Task description
Here are records with pictures in them. Copy all of them exactly and leave the pictures out.

Given information
· · ·

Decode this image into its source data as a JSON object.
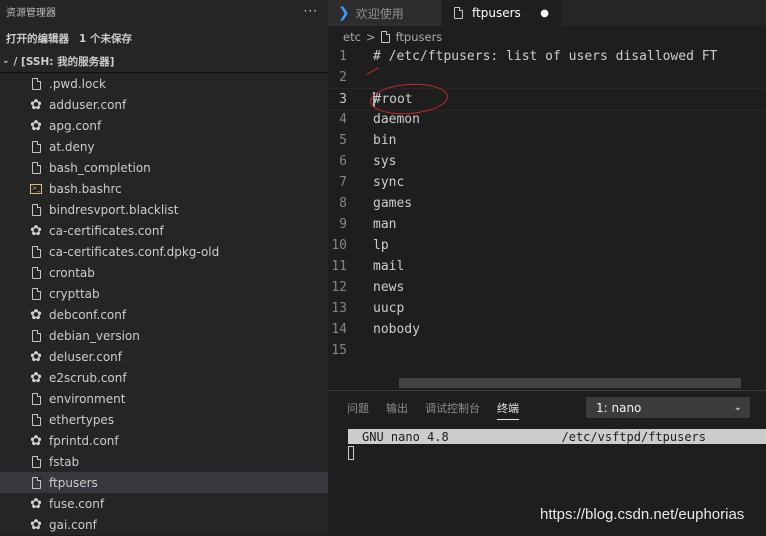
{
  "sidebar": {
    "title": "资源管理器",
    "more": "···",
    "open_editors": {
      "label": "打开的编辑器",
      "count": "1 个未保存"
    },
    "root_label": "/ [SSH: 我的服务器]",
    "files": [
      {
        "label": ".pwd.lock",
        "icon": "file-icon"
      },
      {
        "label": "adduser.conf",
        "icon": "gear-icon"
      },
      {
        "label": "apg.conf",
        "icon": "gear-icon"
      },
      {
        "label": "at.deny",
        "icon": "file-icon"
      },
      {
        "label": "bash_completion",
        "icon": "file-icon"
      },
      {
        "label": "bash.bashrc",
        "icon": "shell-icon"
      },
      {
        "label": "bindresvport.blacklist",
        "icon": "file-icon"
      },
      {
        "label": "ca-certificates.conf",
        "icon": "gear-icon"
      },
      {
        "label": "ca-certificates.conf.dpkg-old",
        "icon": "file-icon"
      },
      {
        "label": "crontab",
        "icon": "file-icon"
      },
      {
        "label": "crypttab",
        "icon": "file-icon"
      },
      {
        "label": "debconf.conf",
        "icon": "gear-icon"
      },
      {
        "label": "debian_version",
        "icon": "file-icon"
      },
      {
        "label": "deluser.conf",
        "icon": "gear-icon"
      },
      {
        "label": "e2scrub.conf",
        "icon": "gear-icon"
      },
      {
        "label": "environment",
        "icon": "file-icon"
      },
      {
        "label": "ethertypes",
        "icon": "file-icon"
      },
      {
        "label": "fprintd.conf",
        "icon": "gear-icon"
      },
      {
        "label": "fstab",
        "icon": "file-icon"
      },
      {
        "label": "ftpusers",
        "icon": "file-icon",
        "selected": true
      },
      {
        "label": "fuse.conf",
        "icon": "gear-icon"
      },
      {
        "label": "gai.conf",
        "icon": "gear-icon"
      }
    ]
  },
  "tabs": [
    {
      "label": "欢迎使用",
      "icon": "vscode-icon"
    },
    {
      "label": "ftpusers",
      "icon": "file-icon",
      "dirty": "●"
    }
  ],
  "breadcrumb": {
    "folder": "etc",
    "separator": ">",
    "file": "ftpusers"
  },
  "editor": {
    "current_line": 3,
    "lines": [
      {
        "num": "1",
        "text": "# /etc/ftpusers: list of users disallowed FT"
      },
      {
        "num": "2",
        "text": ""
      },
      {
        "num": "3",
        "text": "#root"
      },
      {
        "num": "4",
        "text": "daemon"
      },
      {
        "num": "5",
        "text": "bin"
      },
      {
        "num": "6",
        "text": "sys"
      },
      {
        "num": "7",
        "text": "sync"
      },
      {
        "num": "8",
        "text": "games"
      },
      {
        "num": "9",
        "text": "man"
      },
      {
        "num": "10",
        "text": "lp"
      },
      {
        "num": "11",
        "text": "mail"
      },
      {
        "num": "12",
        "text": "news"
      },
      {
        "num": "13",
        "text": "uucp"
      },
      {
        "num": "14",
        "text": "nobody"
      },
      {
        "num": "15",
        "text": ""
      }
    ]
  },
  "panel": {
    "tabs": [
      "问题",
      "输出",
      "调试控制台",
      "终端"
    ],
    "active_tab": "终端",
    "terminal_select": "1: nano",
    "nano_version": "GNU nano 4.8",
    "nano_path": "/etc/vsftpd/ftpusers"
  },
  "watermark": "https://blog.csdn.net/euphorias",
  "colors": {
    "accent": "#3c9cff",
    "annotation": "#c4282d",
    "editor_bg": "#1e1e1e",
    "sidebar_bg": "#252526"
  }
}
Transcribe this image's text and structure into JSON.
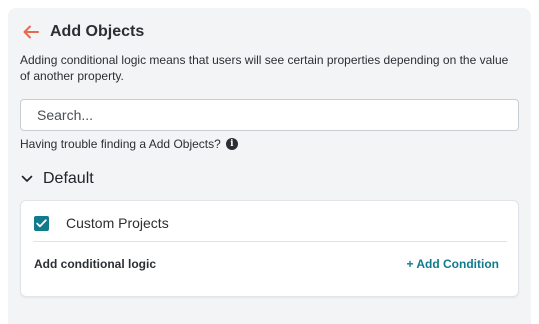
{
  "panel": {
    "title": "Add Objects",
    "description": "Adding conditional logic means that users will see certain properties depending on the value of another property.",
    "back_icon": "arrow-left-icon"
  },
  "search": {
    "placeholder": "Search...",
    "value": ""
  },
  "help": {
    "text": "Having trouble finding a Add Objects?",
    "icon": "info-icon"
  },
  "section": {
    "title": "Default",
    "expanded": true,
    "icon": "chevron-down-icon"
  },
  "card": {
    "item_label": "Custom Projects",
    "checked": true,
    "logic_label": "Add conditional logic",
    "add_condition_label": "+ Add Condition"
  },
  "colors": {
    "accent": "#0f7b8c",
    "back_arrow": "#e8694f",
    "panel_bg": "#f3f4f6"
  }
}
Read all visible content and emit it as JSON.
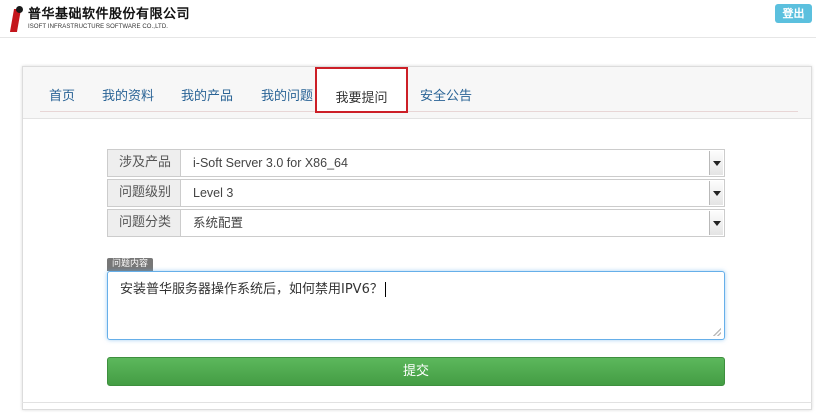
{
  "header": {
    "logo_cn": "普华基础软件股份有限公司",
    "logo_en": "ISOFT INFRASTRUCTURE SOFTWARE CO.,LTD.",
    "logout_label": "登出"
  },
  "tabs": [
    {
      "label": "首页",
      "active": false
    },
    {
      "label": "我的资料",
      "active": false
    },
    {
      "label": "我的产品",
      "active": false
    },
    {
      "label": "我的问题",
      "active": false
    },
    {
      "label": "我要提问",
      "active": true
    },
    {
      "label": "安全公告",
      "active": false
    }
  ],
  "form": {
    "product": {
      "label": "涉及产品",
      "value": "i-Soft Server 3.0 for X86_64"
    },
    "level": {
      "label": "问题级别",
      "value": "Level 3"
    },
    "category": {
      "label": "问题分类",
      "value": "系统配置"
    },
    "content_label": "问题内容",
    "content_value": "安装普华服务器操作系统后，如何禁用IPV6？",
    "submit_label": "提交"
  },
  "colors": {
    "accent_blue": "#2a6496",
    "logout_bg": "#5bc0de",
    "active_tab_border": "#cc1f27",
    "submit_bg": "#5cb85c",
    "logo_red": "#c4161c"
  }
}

· · ·

Result of this task
Decode this image into its source data as a JSON object.
{
  "sidebar": {
    "title": "资源管理器",
    "more": "···",
    "open_editors": {
      "label": "打开的编辑器",
      "count": "1 个未保存"
    },
    "root_label": "/ [SSH: 我的服务器]",
    "files": [
      {
        "label": ".pwd.lock",
        "icon": "file-icon"
      },
      {
        "label": "adduser.conf",
        "icon": "gear-icon"
      },
      {
        "label": "apg.conf",
        "icon": "gear-icon"
      },
      {
        "label": "at.deny",
        "icon": "file-icon"
      },
      {
        "label": "bash_completion",
        "icon": "file-icon"
      },
      {
        "label": "bash.bashrc",
        "icon": "shell-icon"
      },
      {
        "label": "bindresvport.blacklist",
        "icon": "file-icon"
      },
      {
        "label": "ca-certificates.conf",
        "icon": "gear-icon"
      },
      {
        "label": "ca-certificates.conf.dpkg-old",
        "icon": "file-icon"
      },
      {
        "label": "crontab",
        "icon": "file-icon"
      },
      {
        "label": "crypttab",
        "icon": "file-icon"
      },
      {
        "label": "debconf.conf",
        "icon": "gear-icon"
      },
      {
        "label": "debian_version",
        "icon": "file-icon"
      },
      {
        "label": "deluser.conf",
        "icon": "gear-icon"
      },
      {
        "label": "e2scrub.conf",
        "icon": "gear-icon"
      },
      {
        "label": "environment",
        "icon": "file-icon"
      },
      {
        "label": "ethertypes",
        "icon": "file-icon"
      },
      {
        "label": "fprintd.conf",
        "icon": "gear-icon"
      },
      {
        "label": "fstab",
        "icon": "file-icon"
      },
      {
        "label": "ftpusers",
        "icon": "file-icon",
        "selected": true
      },
      {
        "label": "fuse.conf",
        "icon": "gear-icon"
      },
      {
        "label": "gai.conf",
        "icon": "gear-icon"
      }
    ]
  },
  "tabs": [
    {
      "label": "欢迎使用",
      "icon": "vscode-icon"
    },
    {
      "label": "ftpusers",
      "icon": "file-icon",
      "dirty": "●"
    }
  ],
  "breadcrumb": {
    "folder": "etc",
    "separator": ">",
    "file": "ftpusers"
  },
  "editor": {
    "current_line": 3,
    "lines": [
      {
        "num": "1",
        "text": "# /etc/ftpusers: list of users disallowed FT"
      },
      {
        "num": "2",
        "text": ""
      },
      {
        "num": "3",
        "text": "#root"
      },
      {
        "num": "4",
        "text": "daemon"
      },
      {
        "num": "5",
        "text": "bin"
      },
      {
        "num": "6",
        "text": "sys"
      },
      {
        "num": "7",
        "text": "sync"
      },
      {
        "num": "8",
        "text": "games"
      },
      {
        "num": "9",
        "text": "man"
      },
      {
        "num": "10",
        "text": "lp"
      },
      {
        "num": "11",
        "text": "mail"
      },
      {
        "num": "12",
        "text": "news"
      },
      {
        "num": "13",
        "text": "uucp"
      },
      {
        "num": "14",
        "text": "nobody"
      },
      {
        "num": "15",
        "text": ""
      }
    ]
  },
  "panel": {
    "tabs": [
      "问题",
      "输出",
      "调试控制台",
      "终端"
    ],
    "active_tab": "终端",
    "terminal_select": "1: nano",
    "nano_version": "GNU nano 4.8",
    "nano_path": "/etc/vsftpd/ftpusers"
  },
  "watermark": "https://blog.csdn.net/euphorias",
  "colors": {
    "accent": "#3c9cff",
    "annotation": "#c4282d",
    "editor_bg": "#1e1e1e",
    "sidebar_bg": "#252526"
  }
}
Transcribe this image's text and structure into JSON.
{
  "panel": {
    "title": "Add Objects",
    "description": "Adding conditional logic means that users will see certain properties depending on the value of another property.",
    "back_icon": "arrow-left-icon"
  },
  "search": {
    "placeholder": "Search...",
    "value": ""
  },
  "help": {
    "text": "Having trouble finding a Add Objects?",
    "icon": "info-icon"
  },
  "section": {
    "title": "Default",
    "expanded": true,
    "icon": "chevron-down-icon"
  },
  "card": {
    "item_label": "Custom Projects",
    "checked": true,
    "logic_label": "Add conditional logic",
    "add_condition_label": "+ Add Condition"
  },
  "colors": {
    "accent": "#0f7b8c",
    "back_arrow": "#e8694f",
    "panel_bg": "#f3f4f6"
  }
}
Read all visible content and emit it as JSON.
{
  "header": {
    "logo_cn": "普华基础软件股份有限公司",
    "logo_en": "ISOFT INFRASTRUCTURE SOFTWARE CO.,LTD.",
    "logout_label": "登出"
  },
  "tabs": [
    {
      "label": "首页",
      "active": false
    },
    {
      "label": "我的资料",
      "active": false
    },
    {
      "label": "我的产品",
      "active": false
    },
    {
      "label": "我的问题",
      "active": false
    },
    {
      "label": "我要提问",
      "active": true
    },
    {
      "label": "安全公告",
      "active": false
    }
  ],
  "form": {
    "product": {
      "label": "涉及产品",
      "value": "i-Soft Server 3.0 for X86_64"
    },
    "level": {
      "label": "问题级别",
      "value": "Level 3"
    },
    "category": {
      "label": "问题分类",
      "value": "系统配置"
    },
    "content_label": "问题内容",
    "content_value": "安装普华服务器操作系统后，如何禁用IPV6？",
    "submit_label": "提交"
  },
  "colors": {
    "accent_blue": "#2a6496",
    "logout_bg": "#5bc0de",
    "active_tab_border": "#cc1f27",
    "submit_bg": "#5cb85c",
    "logo_red": "#c4161c"
  }
}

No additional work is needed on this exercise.